> [TRECHO DA PÁGINA]
Foto recente da BR 163, constante do artigo publicado no site da UOL
Posso afirmar que conheço a maior parte do que está mencionado nesta ampla cobertura, ainda alguns anos antes das viagens do Simon Romero, mas que envolvem reportagens feitas por seus antecessores. É raro encontrar um trabalho de qualquer natureza que cubra um período longo de algumas décadas, que acaba dando uma perspectiva diferente das de eventos esporádicos.
É muito interessante o paralelo que o autor faz com o que os romanos fizeram na Europa de então, ligando Roma a seus domínios conquistados, cobrindo áreas equivalentes. Bem como todas as intermináveis dificuldades que se estendem até hoje para deixar esta rodovia em condições de operação regular para o escoamento da importante produção agropecuária do Brasil Central e Norte, notadamente nos períodos dase intensas chuvas. O que se pode se dizer é que os trabalhos continuam, aos trancos e barrancos, com muitos sonhos não concretizados, grandes desperdícios, mas permitindo a realização de muitos brasileiros que vieram do Sul para estas ocupações, muitas irregulares.
Dificuldade de uso da BR 163 com as chuvas, diante da grande produção como da soja e do milho
Acredito que o retrato feito pelo autor é equilibrado, com ações irregulares de madeireiros, jagunços e grileiros, mas há que se admitir que existam imensas ocupações de ares regulares que continuam permitindo que muitos brasileiros se realizem ampliando as produções pelas regiões pioneiras, desejando que se respeitassem as condições para a melhor sustentabilidade das reservas necessárias. As limitações das promessas governamentais foram superadas por muitos que chegam ao limite do heroico, superando os obstáculos naturais. Comparando com o que foi feito, por exemplo, com a ocupação dos Estados Unidos até o Pacífico, não se pode dizer que os brasileiros cometeram barbaridades equivalentes, como me afirmou pessoalmente uma antropóloga do Banco Mundial que me ajudou em diversas ações. Fez-se o que foi possível, ainda que muitas críticas justas possam ser também formuladas.
Quem conhecia esta região toda a cerca de 50 anos atrás pode ter uma pálida ideia das revoltas militares contra Juscelino Kubistchek que estavam isoladas às bases da Aeronáutica em Jacareacanga e Aragarças. Lembro-me dos voos em pequenos aviões que eu fazia entre Cuiabá e Brasília, por exemplo, cobrindo mais de mil quilômetros. Notavam-se algumas explorações isoladas e hoje se observa um tapete delas ocupando toda está região.

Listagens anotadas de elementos
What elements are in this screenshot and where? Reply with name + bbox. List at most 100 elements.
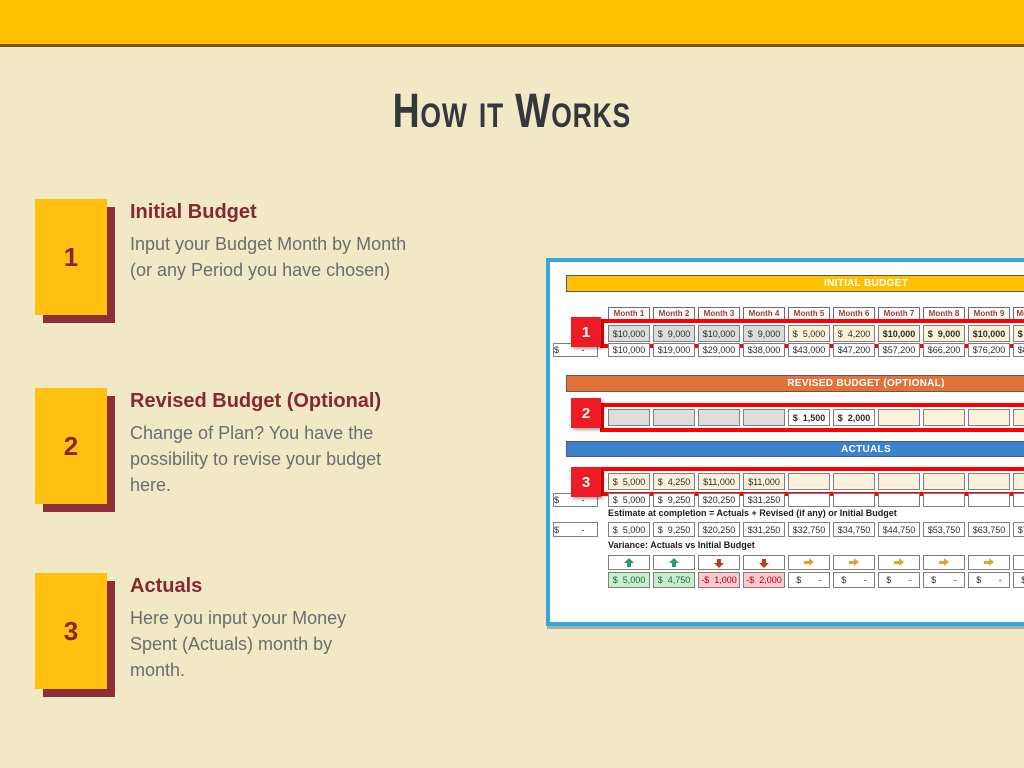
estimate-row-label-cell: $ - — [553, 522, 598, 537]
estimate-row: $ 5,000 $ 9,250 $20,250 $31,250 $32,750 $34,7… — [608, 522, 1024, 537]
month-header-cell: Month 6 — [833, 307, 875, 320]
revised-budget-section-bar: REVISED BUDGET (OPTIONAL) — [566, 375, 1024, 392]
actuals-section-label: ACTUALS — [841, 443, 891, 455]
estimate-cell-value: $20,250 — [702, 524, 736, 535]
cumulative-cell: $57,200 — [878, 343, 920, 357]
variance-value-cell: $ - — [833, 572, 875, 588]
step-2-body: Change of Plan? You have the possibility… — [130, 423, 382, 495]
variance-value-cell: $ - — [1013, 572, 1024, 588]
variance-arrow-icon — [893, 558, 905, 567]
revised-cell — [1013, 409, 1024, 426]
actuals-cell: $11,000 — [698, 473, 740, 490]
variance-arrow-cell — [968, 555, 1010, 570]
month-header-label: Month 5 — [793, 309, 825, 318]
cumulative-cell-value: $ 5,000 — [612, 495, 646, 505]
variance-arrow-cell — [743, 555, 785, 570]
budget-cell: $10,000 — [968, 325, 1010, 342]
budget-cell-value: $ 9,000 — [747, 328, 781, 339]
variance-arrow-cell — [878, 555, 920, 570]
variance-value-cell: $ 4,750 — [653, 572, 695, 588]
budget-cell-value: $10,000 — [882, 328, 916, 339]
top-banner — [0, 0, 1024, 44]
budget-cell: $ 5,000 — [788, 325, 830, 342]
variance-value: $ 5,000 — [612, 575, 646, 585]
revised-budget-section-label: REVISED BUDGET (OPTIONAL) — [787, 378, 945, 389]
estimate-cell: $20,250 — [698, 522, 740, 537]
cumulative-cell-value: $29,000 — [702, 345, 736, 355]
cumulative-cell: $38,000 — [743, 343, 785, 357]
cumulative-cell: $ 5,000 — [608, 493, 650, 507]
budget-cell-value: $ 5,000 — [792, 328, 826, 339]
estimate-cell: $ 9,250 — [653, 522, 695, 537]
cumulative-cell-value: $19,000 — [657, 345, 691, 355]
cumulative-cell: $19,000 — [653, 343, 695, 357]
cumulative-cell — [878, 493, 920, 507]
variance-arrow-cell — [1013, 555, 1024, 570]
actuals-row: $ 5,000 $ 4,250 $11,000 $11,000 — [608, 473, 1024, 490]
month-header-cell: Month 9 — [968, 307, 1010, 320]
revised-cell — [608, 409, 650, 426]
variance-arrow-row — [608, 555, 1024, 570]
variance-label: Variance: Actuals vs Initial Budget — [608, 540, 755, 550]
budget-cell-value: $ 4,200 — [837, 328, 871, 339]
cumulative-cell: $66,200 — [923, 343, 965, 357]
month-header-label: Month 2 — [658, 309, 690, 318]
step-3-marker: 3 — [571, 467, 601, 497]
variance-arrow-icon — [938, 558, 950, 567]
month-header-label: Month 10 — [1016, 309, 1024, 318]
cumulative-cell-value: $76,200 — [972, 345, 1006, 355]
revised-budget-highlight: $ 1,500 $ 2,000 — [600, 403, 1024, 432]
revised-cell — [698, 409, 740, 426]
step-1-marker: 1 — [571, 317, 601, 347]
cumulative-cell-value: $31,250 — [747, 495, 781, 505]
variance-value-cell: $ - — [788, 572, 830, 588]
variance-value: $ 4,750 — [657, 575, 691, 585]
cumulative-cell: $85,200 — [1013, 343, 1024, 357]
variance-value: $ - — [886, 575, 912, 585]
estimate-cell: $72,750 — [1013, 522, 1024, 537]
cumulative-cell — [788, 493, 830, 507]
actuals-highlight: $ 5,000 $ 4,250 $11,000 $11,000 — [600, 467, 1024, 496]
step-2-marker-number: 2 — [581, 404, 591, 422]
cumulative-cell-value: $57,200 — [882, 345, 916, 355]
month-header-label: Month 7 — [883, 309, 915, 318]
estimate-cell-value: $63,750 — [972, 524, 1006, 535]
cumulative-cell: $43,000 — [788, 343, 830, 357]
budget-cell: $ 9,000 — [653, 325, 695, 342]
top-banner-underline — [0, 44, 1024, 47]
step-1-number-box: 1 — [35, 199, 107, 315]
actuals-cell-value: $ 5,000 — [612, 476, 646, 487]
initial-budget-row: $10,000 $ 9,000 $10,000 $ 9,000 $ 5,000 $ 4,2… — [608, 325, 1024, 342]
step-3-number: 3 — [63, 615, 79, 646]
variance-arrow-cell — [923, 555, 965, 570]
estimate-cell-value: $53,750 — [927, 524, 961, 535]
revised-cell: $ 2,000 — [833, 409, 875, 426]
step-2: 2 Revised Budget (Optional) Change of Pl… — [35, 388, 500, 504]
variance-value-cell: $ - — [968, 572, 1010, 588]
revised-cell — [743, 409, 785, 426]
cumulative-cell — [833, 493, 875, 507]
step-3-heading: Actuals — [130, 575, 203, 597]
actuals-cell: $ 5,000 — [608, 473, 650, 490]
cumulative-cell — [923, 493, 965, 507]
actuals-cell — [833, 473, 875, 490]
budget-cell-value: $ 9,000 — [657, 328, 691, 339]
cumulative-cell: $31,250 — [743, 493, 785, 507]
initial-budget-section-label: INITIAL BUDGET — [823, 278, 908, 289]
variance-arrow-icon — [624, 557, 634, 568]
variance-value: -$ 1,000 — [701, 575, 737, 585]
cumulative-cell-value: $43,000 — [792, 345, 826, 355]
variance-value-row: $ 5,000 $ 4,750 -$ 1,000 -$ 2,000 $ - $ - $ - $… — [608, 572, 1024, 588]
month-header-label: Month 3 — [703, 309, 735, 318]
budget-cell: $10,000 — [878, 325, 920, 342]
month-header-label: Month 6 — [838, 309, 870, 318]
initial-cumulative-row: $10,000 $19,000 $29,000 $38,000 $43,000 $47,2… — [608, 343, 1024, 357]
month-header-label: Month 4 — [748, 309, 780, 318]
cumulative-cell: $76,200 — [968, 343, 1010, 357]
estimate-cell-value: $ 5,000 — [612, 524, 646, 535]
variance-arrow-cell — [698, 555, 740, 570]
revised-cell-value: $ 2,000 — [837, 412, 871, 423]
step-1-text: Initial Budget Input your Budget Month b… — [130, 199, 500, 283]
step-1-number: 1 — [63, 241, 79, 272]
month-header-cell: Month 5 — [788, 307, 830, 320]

> [TAREFA A CUMPRIR]
Responda com base no texto sobre a BR 163:
1. Com o que o autor da cobertura comentada faz um paralelo?
2. A que instituição pertencia a antropóloga mencionada no texto?
3. Entre quais cidades eram feitos os voos em pequenos aviões relembrados no texto?

> [SOLUÇÃO DO EXERCÍCIO]
1. Com o que os romanos fizeram na Europa, ao ligar Roma a seus domínios conquistados.
2. Ao Banco Mundial.
3. Entre Cuiabá e Brasília.